(Part of a data file)
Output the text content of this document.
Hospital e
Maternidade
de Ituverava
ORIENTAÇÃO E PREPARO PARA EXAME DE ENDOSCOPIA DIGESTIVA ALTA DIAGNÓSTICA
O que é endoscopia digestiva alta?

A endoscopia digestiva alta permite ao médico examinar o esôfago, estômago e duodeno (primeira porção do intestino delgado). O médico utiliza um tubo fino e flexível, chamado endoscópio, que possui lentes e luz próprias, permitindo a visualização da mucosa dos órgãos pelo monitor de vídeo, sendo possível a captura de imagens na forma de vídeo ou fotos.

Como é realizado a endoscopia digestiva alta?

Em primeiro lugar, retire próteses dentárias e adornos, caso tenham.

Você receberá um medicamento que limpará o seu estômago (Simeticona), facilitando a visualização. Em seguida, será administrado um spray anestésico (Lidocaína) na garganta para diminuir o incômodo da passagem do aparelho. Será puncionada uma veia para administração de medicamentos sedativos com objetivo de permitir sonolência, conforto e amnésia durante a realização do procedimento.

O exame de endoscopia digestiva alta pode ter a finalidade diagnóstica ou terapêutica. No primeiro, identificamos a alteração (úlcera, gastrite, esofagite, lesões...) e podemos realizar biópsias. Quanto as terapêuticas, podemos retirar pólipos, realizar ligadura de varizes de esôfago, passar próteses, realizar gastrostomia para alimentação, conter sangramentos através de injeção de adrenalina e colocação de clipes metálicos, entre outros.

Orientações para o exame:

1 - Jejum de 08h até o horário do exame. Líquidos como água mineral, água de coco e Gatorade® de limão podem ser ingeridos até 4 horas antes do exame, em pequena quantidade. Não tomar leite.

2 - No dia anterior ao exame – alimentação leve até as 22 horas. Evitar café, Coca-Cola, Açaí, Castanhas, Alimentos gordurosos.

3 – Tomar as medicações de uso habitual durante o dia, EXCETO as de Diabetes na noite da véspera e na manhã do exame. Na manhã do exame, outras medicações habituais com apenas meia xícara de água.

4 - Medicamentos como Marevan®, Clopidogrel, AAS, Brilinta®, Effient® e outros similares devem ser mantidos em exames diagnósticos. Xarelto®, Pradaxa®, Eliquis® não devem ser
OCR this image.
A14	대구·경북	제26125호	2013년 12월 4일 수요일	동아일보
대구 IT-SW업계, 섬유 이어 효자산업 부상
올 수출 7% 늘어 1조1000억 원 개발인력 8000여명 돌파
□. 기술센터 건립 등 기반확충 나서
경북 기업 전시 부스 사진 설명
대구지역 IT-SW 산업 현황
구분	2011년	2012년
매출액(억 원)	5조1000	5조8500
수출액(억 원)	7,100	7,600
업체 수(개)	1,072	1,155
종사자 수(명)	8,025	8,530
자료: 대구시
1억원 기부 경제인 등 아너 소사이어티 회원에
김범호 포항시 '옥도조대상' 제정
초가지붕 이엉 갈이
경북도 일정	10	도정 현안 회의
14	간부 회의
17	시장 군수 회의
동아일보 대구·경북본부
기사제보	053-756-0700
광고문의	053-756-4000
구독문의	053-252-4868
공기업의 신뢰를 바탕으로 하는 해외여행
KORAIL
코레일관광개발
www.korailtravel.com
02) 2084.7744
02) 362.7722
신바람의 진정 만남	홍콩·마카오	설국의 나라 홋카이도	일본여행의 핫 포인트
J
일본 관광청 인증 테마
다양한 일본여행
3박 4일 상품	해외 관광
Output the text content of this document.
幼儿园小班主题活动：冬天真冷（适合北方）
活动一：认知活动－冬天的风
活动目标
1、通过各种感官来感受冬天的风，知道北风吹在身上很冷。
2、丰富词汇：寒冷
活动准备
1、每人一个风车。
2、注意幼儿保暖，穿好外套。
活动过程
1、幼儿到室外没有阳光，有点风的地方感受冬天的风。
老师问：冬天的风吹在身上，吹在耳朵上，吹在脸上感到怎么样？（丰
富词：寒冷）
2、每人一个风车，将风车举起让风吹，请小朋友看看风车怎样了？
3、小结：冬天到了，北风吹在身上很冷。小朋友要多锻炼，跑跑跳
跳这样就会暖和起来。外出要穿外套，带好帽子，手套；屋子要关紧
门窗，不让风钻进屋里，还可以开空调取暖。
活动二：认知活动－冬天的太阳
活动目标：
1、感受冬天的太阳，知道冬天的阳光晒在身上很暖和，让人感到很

◆ **AIM OF THE TASK**:
In the material above, tally every line with the string "outros" in it, then give that number alone.

◆ **TASK RESPONSE**:
2